# Selected text
━━━━━━━━━━━━━━━━━━━━━━━━━━━━━━

I don't know if this is your problem. As it has that hum/buzz with the guitar disconnected. A friend had a Japanese copy of a Les Paul from sometime in the 1980s. He had a very similar buzz. He had a magazine article somewhere detailing how with time some caps inside would go bad and cause this. He had me replace the caps and that fixed the problem. That was like 15 years ago so I don't remember the details. It too would stop buzzing if you touched metal on the guitar.

Seems like they were tantalum caps and I found some mylars I could fit in the space.
 
@AnalogSteph When I plug in the studio monitors while the notebook is running on battery power, the closed circuit I mentioned earlier breaks and the noise starts. My house was built 6 years ago. Is there any way for me to check the PE?
Possibly, but you'll need a multimeter with a lowish-voltage AC range. Measure the AC voltage between the outlet's ground terminal and yourself. Going around my apartment, I'm seeing between about 0.7 and 2-3 V, so that range seems to be normal. Leaning against the wall near some of them seems to increase the value, so maybe I'm coupling to the power wires there. (I've never thought about potential gradients inside my walls before, but it's certainly possible. Around here you have the wires laid into massive brick or concrete walls without much of any conduit to speak of..)
 
That's just what electricians call 'phantom voltage' when measured with a modern high impedance DMM multi-meter.

━━━━━━━━━━━━━━━━━━━━━━━━━━━━━━

# Tasks to complete
A - Decide whether each statement agrees with the forum text on electrical hum, and support each yes or no with the deciding words quoted from it: (i) The friend's guitar was a Japanese copy of a Les Paul from the 1980s. (ii) The old caps were replaced with tantalum caps. (iii) The voltages measured around the apartment ranged from about 0.7 to 2-3 V.
B - According to the forum text on electrical hum, what instrument is needed to check the PE?
C - Return everything in the forum text on electrical hum from "I don't know" down to "in the space.", copied without any change.
Rely solely on the forum text on electrical hum for every answer.

(Stored entries)
━━━━━━━━━━━━━━━━━━━━━━━━━━━━━━

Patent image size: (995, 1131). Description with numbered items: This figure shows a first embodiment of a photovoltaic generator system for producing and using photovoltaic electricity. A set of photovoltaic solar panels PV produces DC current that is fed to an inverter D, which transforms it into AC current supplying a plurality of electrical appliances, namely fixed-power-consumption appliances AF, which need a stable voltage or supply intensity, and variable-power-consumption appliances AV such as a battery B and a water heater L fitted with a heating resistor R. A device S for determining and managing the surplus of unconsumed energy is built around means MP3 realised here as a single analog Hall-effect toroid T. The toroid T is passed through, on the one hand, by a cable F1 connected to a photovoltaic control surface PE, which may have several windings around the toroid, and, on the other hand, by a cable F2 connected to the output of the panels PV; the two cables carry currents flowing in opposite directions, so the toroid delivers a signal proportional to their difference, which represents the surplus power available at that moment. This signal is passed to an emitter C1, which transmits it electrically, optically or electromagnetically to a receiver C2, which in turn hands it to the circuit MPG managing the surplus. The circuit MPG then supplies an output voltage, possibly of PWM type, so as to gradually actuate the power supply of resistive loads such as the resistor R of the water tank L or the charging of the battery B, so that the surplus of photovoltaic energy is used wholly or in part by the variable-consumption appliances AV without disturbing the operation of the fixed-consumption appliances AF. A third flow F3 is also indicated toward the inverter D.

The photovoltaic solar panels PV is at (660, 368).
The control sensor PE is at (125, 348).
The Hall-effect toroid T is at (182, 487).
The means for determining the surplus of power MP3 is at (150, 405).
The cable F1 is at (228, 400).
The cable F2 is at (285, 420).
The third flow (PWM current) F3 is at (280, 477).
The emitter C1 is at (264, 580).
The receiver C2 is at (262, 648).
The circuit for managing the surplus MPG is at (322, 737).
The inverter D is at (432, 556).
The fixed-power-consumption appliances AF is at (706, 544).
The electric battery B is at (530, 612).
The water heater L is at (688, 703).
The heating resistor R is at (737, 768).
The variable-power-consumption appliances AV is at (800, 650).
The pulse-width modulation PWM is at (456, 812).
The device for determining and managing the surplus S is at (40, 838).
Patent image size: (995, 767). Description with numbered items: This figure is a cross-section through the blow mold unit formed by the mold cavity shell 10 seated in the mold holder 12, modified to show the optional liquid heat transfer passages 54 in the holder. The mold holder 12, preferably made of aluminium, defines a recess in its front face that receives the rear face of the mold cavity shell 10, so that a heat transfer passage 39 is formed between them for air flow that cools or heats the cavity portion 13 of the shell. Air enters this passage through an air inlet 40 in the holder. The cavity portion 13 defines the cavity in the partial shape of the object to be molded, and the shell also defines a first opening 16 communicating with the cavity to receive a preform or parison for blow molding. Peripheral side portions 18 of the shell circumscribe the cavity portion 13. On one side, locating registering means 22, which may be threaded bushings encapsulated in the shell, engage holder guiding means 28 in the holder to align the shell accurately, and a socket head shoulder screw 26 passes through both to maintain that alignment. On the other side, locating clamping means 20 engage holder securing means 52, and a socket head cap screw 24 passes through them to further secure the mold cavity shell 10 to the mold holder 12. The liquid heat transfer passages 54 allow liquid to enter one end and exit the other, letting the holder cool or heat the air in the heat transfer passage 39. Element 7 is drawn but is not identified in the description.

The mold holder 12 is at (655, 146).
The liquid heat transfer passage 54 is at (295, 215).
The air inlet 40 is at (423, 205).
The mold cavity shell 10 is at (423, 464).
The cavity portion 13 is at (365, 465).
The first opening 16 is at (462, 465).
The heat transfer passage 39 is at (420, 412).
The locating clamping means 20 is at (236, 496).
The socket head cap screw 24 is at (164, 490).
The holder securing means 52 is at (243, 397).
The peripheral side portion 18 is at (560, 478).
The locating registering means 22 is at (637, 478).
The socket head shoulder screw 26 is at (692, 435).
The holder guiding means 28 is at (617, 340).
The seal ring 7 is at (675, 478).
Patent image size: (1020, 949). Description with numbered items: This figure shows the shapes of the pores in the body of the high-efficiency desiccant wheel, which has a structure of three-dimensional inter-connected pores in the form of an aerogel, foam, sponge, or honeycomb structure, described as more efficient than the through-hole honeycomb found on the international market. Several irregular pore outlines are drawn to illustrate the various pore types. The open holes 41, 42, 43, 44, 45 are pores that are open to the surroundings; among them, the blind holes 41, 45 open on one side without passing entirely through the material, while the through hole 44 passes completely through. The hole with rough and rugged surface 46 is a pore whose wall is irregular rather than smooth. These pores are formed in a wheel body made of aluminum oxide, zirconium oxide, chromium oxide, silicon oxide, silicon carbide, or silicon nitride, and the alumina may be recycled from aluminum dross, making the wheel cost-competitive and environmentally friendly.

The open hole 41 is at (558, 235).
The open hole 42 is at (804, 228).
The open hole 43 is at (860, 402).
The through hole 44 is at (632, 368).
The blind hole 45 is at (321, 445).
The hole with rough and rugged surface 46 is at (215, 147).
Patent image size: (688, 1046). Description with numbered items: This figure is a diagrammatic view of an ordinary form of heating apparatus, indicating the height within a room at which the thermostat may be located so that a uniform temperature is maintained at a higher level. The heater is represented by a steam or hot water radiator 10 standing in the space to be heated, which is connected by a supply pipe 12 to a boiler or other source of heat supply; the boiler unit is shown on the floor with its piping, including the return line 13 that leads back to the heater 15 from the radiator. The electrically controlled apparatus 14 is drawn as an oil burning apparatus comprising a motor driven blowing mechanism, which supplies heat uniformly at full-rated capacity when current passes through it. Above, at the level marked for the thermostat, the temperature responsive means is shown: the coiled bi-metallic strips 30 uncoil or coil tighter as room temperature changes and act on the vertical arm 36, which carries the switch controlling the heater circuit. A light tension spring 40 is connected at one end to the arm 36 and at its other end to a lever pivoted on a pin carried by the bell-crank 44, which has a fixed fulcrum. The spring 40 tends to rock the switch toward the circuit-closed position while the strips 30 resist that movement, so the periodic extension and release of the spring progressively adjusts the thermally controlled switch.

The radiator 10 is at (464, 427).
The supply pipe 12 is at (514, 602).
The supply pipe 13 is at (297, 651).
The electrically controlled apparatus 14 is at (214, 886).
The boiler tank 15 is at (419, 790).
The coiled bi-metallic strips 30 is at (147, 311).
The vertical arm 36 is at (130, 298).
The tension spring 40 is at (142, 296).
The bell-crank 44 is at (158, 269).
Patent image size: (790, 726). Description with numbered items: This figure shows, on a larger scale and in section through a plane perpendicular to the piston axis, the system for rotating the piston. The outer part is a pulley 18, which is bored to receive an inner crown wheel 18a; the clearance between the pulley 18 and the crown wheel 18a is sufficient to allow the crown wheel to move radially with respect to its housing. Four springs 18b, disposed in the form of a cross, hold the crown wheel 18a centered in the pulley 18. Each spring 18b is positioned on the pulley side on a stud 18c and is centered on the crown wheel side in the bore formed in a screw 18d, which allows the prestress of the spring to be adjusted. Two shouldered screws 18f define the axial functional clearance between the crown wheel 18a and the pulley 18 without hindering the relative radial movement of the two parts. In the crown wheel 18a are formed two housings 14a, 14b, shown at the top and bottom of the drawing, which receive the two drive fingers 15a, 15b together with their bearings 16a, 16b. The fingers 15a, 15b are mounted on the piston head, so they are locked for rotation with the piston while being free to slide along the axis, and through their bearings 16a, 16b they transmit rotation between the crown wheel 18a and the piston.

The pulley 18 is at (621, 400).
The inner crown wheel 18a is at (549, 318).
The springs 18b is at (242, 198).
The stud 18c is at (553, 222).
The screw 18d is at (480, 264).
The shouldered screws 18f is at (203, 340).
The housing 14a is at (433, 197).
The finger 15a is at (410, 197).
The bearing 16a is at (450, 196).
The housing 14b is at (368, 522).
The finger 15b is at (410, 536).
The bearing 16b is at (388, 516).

━━━━━━━━━━━━━━━━━━━━━━━━━━━━━━

# Completed exercise
A -
(i) Yes: "A friend had a Japanese copy of a Les Paul from sometime in the 1980s."
(ii) No: "Seems like they were tantalum caps and I found some mylars I could fit in the space."
(iii) Yes: "Going around my apartment, I'm seeing between about 0.7 and 2-3 V, so that range seems to be normal."

B - A multimeter with a lowish-voltage AC range.

C -
I don't know if this is your problem. As it has that hum/buzz with the guitar disconnected. A friend had a Japanese copy of a Les Paul from sometime in the 1980s. He had a very similar buzz. He had a magazine article somewhere detailing how with time some caps inside would go bad and cause this. He had me replace the caps and that fixed the problem. That was like 15 years ago so I don't remember the details. It too would stop buzzing if you touched metal on the guitar.

Seems like they were tantalum caps and I found some mylars I could fit in the space.